◆ **Task directions**
Set down the data below without change, skipping the pictures it holds.

Dataset items
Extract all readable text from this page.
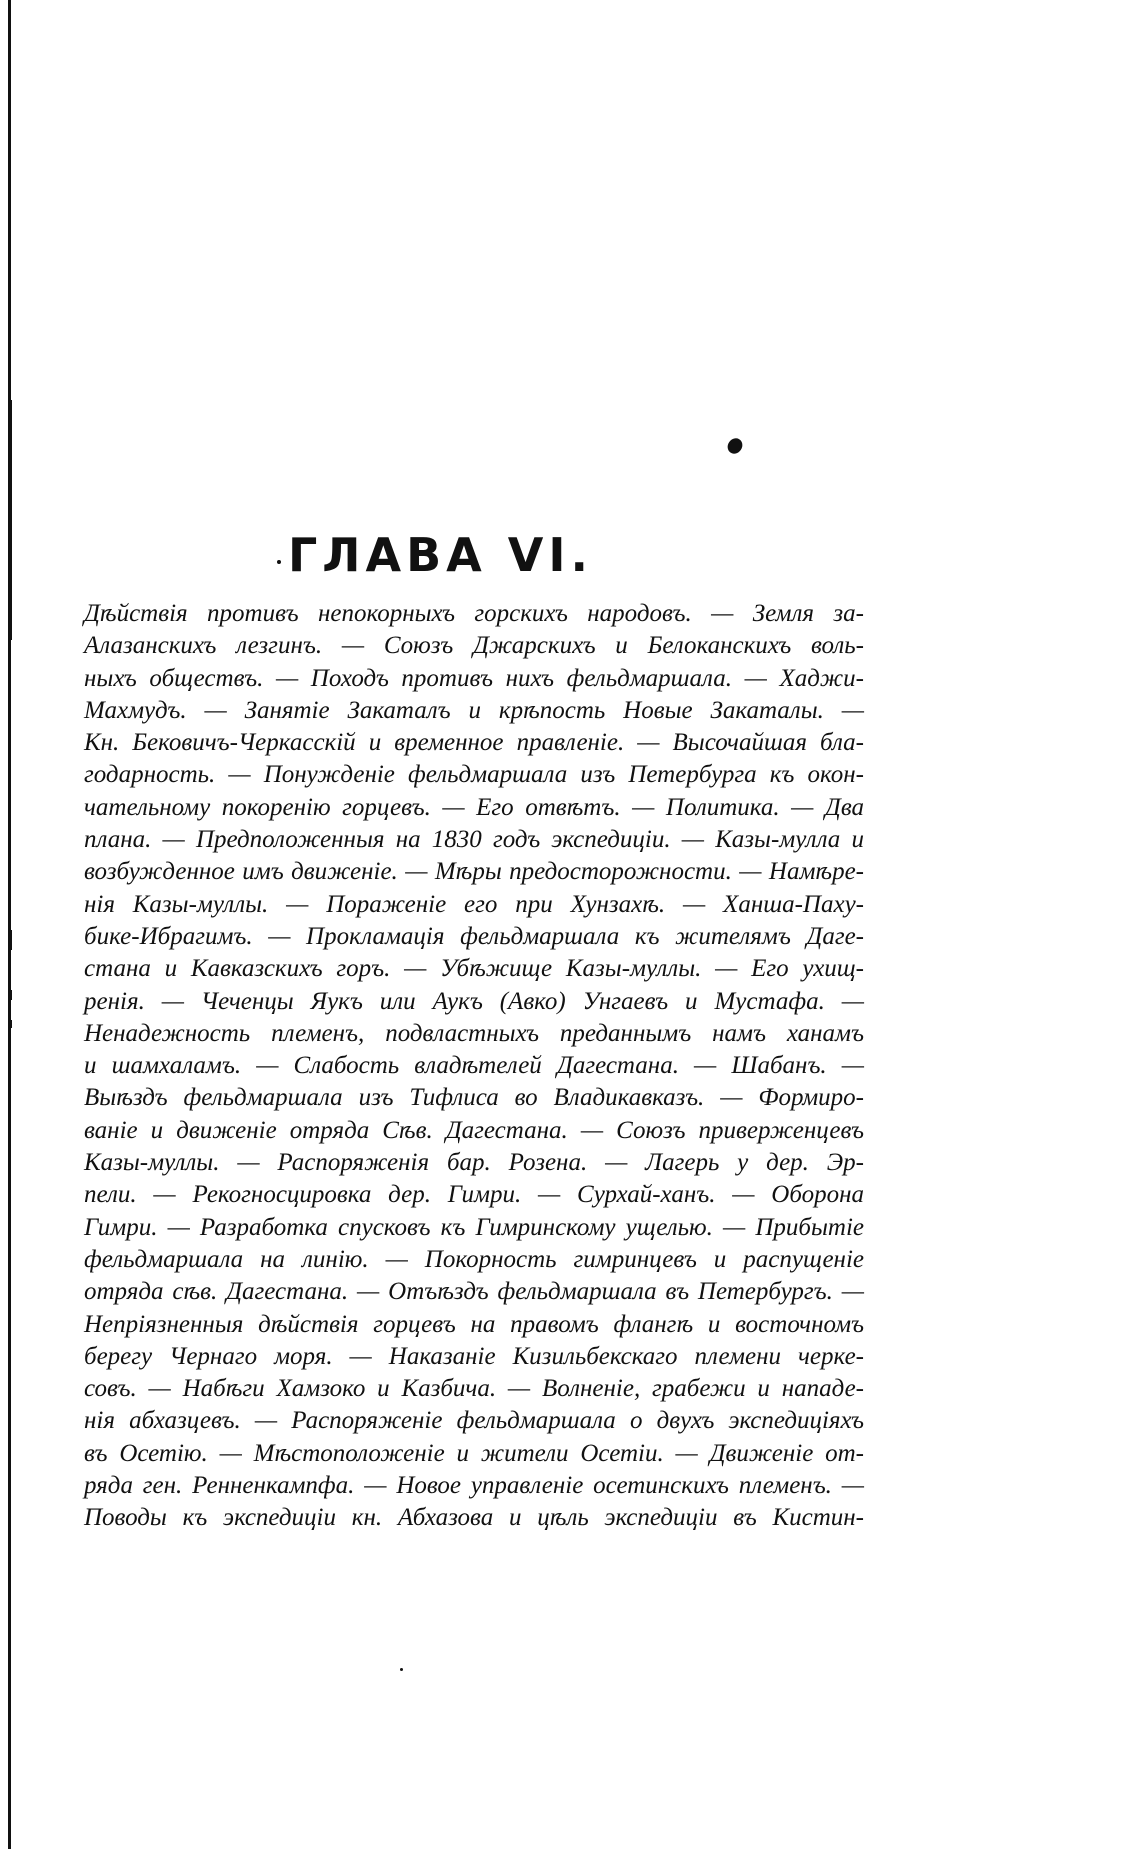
ГЛАВА VI.
Дѣйствія противъ непокорныхъ горскихъ народовъ. — Земля за-
Алазанскихъ лезгинъ. — Союзъ Джарскихъ и Белоканскихъ воль-
ныхъ обществъ. — Походъ противъ нихъ фельдмаршала. — Хаджи-
Махмудъ. — Занятіе Закаталъ и крѣпость Новые Закаталы. —
Кн. Бековичъ-Черкасскій и временное правленіе. — Высочайшая бла-
годарность. — Понужденіе фельдмаршала изъ Петербурга къ окон-
чательному покоренію горцевъ. — Его отвѣтъ. — Политика. — Два
плана. — Предположенныя на 1830 годъ экспедиціи. — Казы-мулла и
возбужденное имъ движеніе. — Мѣры предосторожности. — Намѣре-
нія Казы-муллы. — Пораженіе его при Хунзахѣ. — Ханша-Паху-
бике-Ибрагимъ. — Прокламація фельдмаршала къ жителямъ Даге-
стана и Кавказскихъ горъ. — Убѣжище Казы-муллы. — Его ухищ-
ренія. — Чеченцы Яукъ или Аукъ (Авко) Унгаевъ и Мустафа. —
Ненадежность племенъ, подвластныхъ преданнымъ намъ ханамъ
и шамхаламъ. — Слабость владѣтелей Дагестана. — Шабанъ. —
Выѣздъ фельдмаршала изъ Тифлиса во Владикавказъ. — Формиро-
ваніе и движеніе отряда Сѣв. Дагестана. — Союзъ приверженцевъ
Казы-муллы. — Распоряженія бар. Розена. — Лагерь у дер. Эр-
пели. — Рекогносцировка дер. Гимри. — Сурхай-ханъ. — Оборона
Гимри. — Разработка спусковъ къ Гимринскому ущелью. — Прибытіе
фельдмаршала на линію. — Покорность гимринцевъ и распущеніе
отряда сѣв. Дагестана. — Отъѣздъ фельдмаршала въ Петербургъ. —
Непріязненныя дѣйствія горцевъ на правомъ флангѣ и восточномъ
берегу Чернаго моря. — Наказаніе Кизильбекскаго племени черке-
совъ. — Набѣги Хамзоко и Казбича. — Волненіе, грабежи и нападе-
нія абхазцевъ. — Распоряженіе фельдмаршала о двухъ экспедиціяхъ
въ Осетію. — Мѣстоположеніе и жители Осетіи. — Движеніе от-
ряда ген. Ренненкампфа. — Новое управленіе осетинскихъ племенъ. —
Поводы къ экспедиціи кн. Абхазова и цѣль экспедиціи въ Кистин-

◆ **Task output**
Extract all readable text from this page.
ГЛАВА VI.
Дѣйствія противъ непокорныхъ горскихъ народовъ. — Земля за-
Алазанскихъ лезгинъ. — Союзъ Джарскихъ и Белоканскихъ воль-
ныхъ обществъ. — Походъ противъ нихъ фельдмаршала. — Хаджи-
Махмудъ. — Занятіе Закаталъ и крѣпость Новые Закаталы. —
Кн. Бековичъ-Черкасскій и временное правленіе. — Высочайшая бла-
годарность. — Понужденіе фельдмаршала изъ Петербурга къ окон-
чательному покоренію горцевъ. — Его отвѣтъ. — Политика. — Два
плана. — Предположенныя на 1830 годъ экспедиціи. — Казы-мулла и
возбужденное имъ движеніе. — Мѣры предосторожности. — Намѣре-
нія Казы-муллы. — Пораженіе его при Хунзахѣ. — Ханша-Паху-
бике-Ибрагимъ. — Прокламація фельдмаршала къ жителямъ Даге-
стана и Кавказскихъ горъ. — Убѣжище Казы-муллы. — Его ухищ-
ренія. — Чеченцы Яукъ или Аукъ (Авко) Унгаевъ и Мустафа. —
Ненадежность племенъ, подвластныхъ преданнымъ намъ ханамъ
и шамхаламъ. — Слабость владѣтелей Дагестана. — Шабанъ. —
Выѣздъ фельдмаршала изъ Тифлиса во Владикавказъ. — Формиро-
ваніе и движеніе отряда Сѣв. Дагестана. — Союзъ приверженцевъ
Казы-муллы. — Распоряженія бар. Розена. — Лагерь у дер. Эр-
пели. — Рекогносцировка дер. Гимри. — Сурхай-ханъ. — Оборона
Гимри. — Разработка спусковъ къ Гимринскому ущелью. — Прибытіе
фельдмаршала на линію. — Покорность гимринцевъ и распущеніе
отряда сѣв. Дагестана. — Отъѣздъ фельдмаршала въ Петербургъ. —
Непріязненныя дѣйствія горцевъ на правомъ флангѣ и восточномъ
берегу Чернаго моря. — Наказаніе Кизильбекскаго племени черке-
совъ. — Набѣги Хамзоко и Казбича. — Волненіе, грабежи и нападе-
нія абхазцевъ. — Распоряженіе фельдмаршала о двухъ экспедиціяхъ
въ Осетію. — Мѣстоположеніе и жители Осетіи. — Движеніе от-
ряда ген. Ренненкампфа. — Новое управленіе осетинскихъ племенъ. —
Поводы къ экспедиціи кн. Абхазова и цѣль экспедиціи въ Кистин-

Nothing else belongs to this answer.